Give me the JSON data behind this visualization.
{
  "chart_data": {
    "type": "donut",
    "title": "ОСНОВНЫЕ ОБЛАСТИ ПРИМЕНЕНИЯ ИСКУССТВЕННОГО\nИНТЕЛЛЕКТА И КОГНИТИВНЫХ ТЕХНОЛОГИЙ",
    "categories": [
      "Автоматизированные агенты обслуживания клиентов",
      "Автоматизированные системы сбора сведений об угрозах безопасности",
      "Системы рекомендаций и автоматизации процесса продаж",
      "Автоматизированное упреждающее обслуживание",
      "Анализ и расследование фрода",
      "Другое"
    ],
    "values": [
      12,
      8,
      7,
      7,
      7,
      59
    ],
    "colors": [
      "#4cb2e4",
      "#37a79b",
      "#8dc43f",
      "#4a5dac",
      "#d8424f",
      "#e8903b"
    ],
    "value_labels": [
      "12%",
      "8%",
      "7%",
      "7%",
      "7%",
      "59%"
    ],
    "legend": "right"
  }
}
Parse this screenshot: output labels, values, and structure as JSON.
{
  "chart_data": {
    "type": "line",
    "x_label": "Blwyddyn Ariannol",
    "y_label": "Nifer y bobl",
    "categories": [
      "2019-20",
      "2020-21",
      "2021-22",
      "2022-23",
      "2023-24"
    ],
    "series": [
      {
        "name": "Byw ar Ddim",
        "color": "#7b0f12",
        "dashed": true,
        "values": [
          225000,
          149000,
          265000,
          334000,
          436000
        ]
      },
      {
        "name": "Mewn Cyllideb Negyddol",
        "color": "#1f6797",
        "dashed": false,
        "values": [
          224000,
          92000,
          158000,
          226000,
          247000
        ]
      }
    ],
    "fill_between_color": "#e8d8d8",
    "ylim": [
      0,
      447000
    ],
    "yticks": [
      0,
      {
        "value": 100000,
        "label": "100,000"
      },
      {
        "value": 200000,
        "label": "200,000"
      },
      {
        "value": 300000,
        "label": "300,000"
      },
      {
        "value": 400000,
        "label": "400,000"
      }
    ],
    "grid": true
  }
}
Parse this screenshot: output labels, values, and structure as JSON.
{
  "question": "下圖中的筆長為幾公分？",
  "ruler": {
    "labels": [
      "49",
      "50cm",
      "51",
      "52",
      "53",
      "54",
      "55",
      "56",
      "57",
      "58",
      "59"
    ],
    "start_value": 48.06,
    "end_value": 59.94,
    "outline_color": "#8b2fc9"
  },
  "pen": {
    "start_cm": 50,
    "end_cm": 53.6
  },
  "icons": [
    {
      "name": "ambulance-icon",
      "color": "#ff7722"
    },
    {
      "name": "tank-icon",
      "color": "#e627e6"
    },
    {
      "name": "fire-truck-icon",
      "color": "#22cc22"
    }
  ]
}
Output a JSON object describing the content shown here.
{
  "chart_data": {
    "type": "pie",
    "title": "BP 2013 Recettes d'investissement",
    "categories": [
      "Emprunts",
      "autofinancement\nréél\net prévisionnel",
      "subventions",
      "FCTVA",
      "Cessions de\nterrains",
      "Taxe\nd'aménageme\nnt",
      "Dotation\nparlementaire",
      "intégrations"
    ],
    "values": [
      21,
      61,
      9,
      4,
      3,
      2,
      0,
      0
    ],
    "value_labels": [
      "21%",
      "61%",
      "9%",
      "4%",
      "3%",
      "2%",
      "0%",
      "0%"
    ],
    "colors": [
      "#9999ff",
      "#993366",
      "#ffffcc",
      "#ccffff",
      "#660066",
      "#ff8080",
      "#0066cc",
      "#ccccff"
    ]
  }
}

•••••

◆ **Direction**
Give the entries once more, exactly as they appear.

◆ **Complete answer**
Give me the JSON data behind this visualization.
{
  "chart_data": {
    "type": "donut",
    "title": "ОСНОВНЫЕ ОБЛАСТИ ПРИМЕНЕНИЯ ИСКУССТВЕННОГО\nИНТЕЛЛЕКТА И КОГНИТИВНЫХ ТЕХНОЛОГИЙ",
    "categories": [
      "Автоматизированные агенты обслуживания клиентов",
      "Автоматизированные системы сбора сведений об угрозах безопасности",
      "Системы рекомендаций и автоматизации процесса продаж",
      "Автоматизированное упреждающее обслуживание",
      "Анализ и расследование фрода",
      "Другое"
    ],
    "values": [
      12,
      8,
      7,
      7,
      7,
      59
    ],
    "colors": [
      "#4cb2e4",
      "#37a79b",
      "#8dc43f",
      "#4a5dac",
      "#d8424f",
      "#e8903b"
    ],
    "value_labels": [
      "12%",
      "8%",
      "7%",
      "7%",
      "7%",
      "59%"
    ],
    "legend": "right"
  }
}
Parse this screenshot: output labels, values, and structure as JSON.
{
  "chart_data": {
    "type": "line",
    "x_label": "Blwyddyn Ariannol",
    "y_label": "Nifer y bobl",
    "categories": [
      "2019-20",
      "2020-21",
      "2021-22",
      "2022-23",
      "2023-24"
    ],
    "series": [
      {
        "name": "Byw ar Ddim",
        "color": "#7b0f12",
        "dashed": true,
        "values": [
          225000,
          149000,
          265000,
          334000,
          436000
        ]
      },
      {
        "name": "Mewn Cyllideb Negyddol",
        "color": "#1f6797",
        "dashed": false,
        "values": [
          224000,
          92000,
          158000,
          226000,
          247000
        ]
      }
    ],
    "fill_between_color": "#e8d8d8",
    "ylim": [
      0,
      447000
    ],
    "yticks": [
      0,
      {
        "value": 100000,
        "label": "100,000"
      },
      {
        "value": 200000,
        "label": "200,000"
      },
      {
        "value": 300000,
        "label": "300,000"
      },
      {
        "value": 400000,
        "label": "400,000"
      }
    ],
    "grid": true
  }
}
Parse this screenshot: output labels, values, and structure as JSON.
{
  "question": "下圖中的筆長為幾公分？",
  "ruler": {
    "labels": [
      "49",
      "50cm",
      "51",
      "52",
      "53",
      "54",
      "55",
      "56",
      "57",
      "58",
      "59"
    ],
    "start_value": 48.06,
    "end_value": 59.94,
    "outline_color": "#8b2fc9"
  },
  "pen": {
    "start_cm": 50,
    "end_cm": 53.6
  },
  "icons": [
    {
      "name": "ambulance-icon",
      "color": "#ff7722"
    },
    {
      "name": "tank-icon",
      "color": "#e627e6"
    },
    {
      "name": "fire-truck-icon",
      "color": "#22cc22"
    }
  ]
}
Output a JSON object describing the content shown here.
{
  "chart_data": {
    "type": "pie",
    "title": "BP 2013 Recettes d'investissement",
    "categories": [
      "Emprunts",
      "autofinancement\nréél\net prévisionnel",
      "subventions",
      "FCTVA",
      "Cessions de\nterrains",
      "Taxe\nd'aménageme\nnt",
      "Dotation\nparlementaire",
      "intégrations"
    ],
    "values": [
      21,
      61,
      9,
      4,
      3,
      2,
      0,
      0
    ],
    "value_labels": [
      "21%",
      "61%",
      "9%",
      "4%",
      "3%",
      "2%",
      "0%",
      "0%"
    ],
    "colors": [
      "#9999ff",
      "#993366",
      "#ffffcc",
      "#ccffff",
      "#660066",
      "#ff8080",
      "#0066cc",
      "#ccccff"
    ]
  }
}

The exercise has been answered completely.